Wherever "this" appears in a line, list that line.

== Data for the task

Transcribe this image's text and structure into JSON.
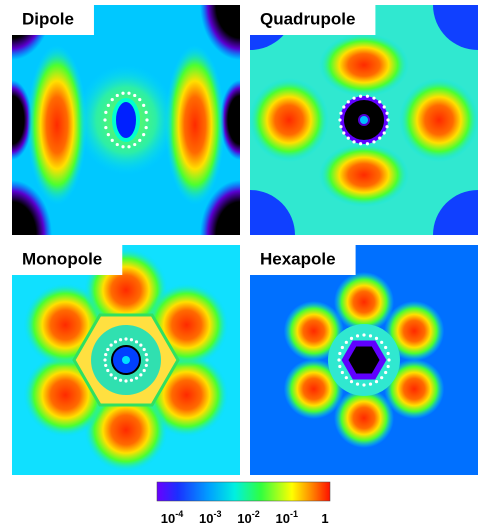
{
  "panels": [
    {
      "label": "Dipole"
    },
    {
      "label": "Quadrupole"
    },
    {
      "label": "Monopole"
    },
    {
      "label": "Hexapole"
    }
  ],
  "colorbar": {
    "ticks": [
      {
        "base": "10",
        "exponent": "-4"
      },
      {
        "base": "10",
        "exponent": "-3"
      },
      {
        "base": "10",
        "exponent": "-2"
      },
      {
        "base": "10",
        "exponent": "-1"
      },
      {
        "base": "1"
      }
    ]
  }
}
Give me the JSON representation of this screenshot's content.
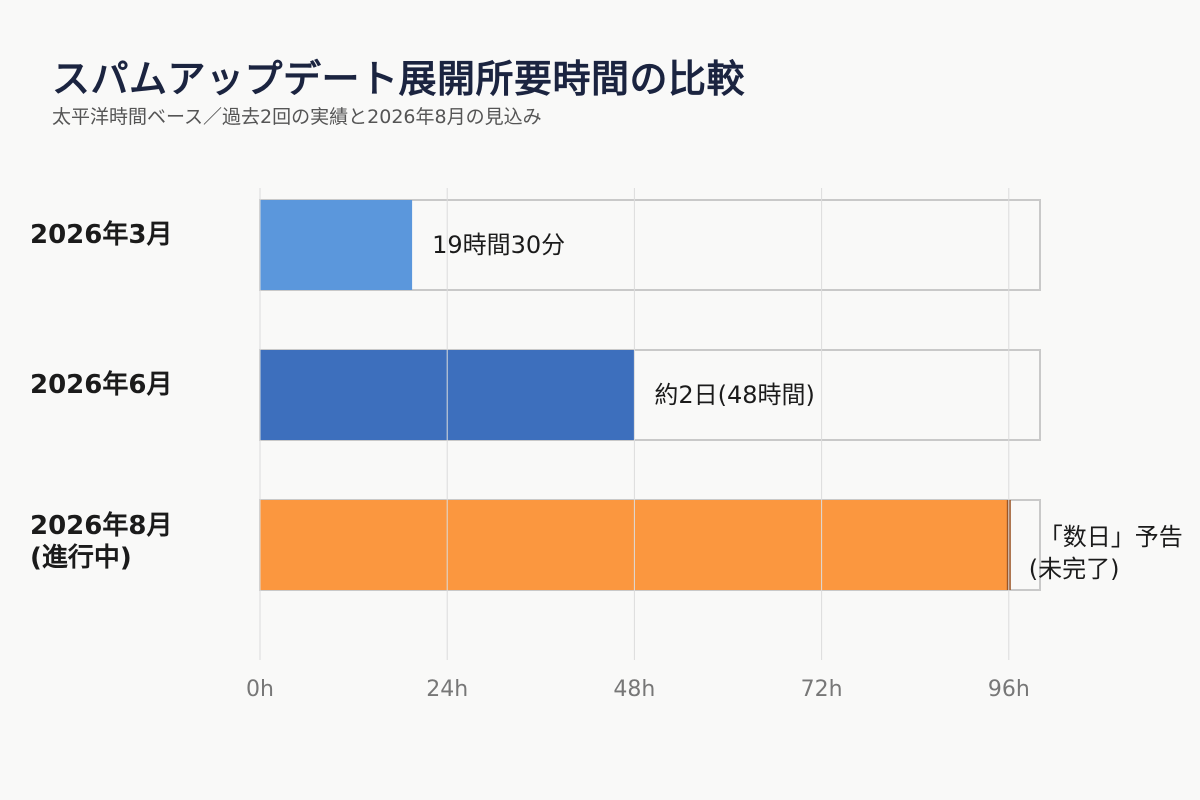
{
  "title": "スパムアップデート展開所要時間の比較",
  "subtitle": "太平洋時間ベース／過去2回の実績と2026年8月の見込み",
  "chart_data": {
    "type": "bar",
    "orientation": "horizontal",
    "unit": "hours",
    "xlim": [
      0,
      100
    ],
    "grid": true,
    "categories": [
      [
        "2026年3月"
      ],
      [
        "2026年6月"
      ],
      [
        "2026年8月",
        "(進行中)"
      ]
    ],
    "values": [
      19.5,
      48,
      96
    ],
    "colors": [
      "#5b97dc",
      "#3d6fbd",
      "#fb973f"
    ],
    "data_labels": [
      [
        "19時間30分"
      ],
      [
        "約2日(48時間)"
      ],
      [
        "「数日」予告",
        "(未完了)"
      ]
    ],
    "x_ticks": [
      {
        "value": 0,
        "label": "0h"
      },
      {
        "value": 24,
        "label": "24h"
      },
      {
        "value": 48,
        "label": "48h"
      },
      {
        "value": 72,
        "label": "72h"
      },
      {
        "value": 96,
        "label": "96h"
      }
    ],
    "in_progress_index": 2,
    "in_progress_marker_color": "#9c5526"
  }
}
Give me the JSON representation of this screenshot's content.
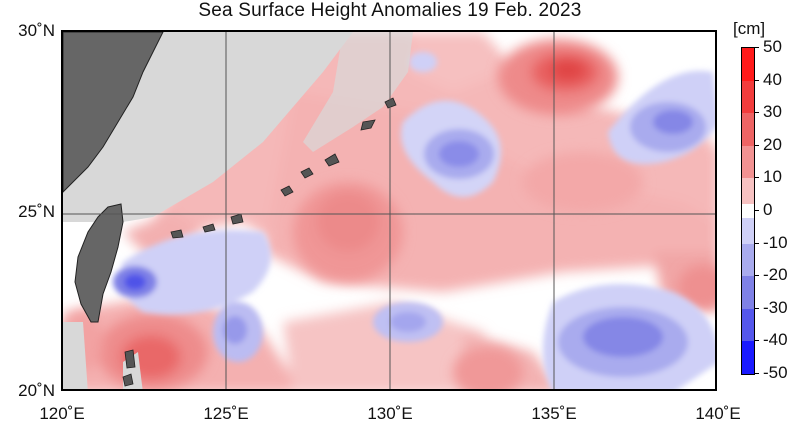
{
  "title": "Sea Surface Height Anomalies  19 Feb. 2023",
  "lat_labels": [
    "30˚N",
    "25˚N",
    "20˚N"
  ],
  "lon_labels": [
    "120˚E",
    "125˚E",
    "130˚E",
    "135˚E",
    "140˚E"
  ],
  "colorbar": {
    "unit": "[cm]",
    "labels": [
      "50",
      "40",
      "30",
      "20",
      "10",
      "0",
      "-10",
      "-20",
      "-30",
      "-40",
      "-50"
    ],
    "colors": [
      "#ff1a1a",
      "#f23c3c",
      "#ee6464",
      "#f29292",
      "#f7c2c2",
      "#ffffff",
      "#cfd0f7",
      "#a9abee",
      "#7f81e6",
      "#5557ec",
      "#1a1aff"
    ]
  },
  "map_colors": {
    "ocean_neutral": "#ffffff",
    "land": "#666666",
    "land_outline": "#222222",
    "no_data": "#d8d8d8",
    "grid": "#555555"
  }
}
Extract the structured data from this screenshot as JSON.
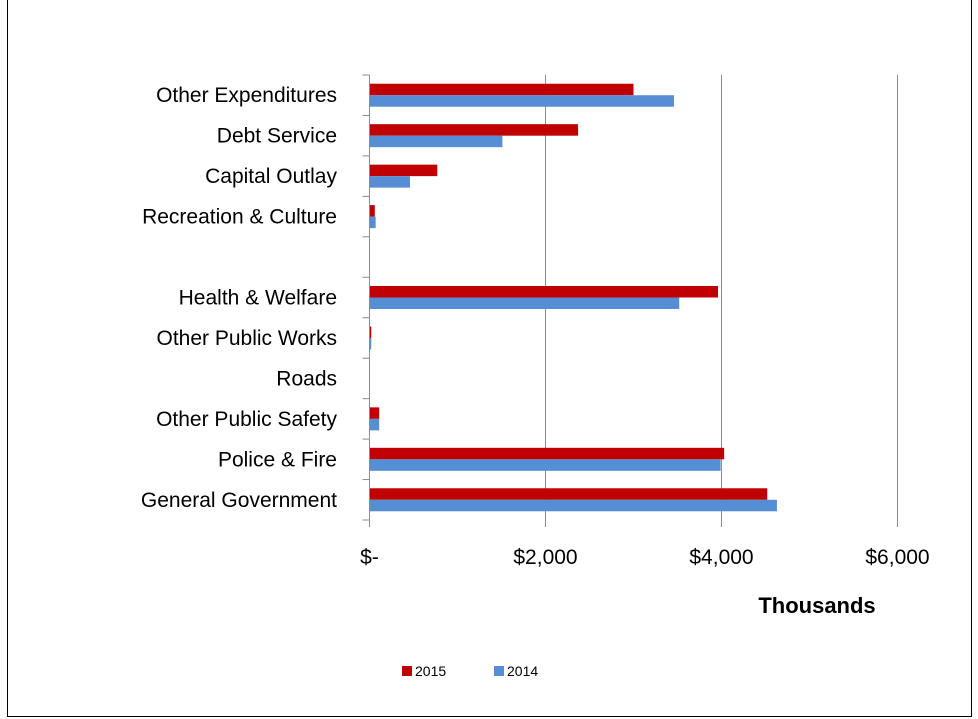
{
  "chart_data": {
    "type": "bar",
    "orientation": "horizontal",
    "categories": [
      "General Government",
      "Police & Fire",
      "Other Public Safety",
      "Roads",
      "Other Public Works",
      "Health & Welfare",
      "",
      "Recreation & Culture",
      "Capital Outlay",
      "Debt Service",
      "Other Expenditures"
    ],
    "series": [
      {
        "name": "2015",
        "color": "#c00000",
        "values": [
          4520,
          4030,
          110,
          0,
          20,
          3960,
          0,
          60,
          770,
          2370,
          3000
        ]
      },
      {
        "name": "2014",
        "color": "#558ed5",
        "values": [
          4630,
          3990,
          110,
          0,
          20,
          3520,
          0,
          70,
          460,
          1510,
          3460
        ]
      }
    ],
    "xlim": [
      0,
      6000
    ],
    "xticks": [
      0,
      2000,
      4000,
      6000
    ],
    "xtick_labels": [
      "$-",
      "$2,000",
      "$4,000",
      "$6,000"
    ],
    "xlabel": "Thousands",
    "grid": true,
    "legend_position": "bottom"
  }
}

====

[Final result]
Transcribe this image's text and structure into JSON.
Give me the JSON representation of this screenshot's content.
Give me the JSON representation of this screenshot's content.
Extract the structured data from this screenshot as JSON.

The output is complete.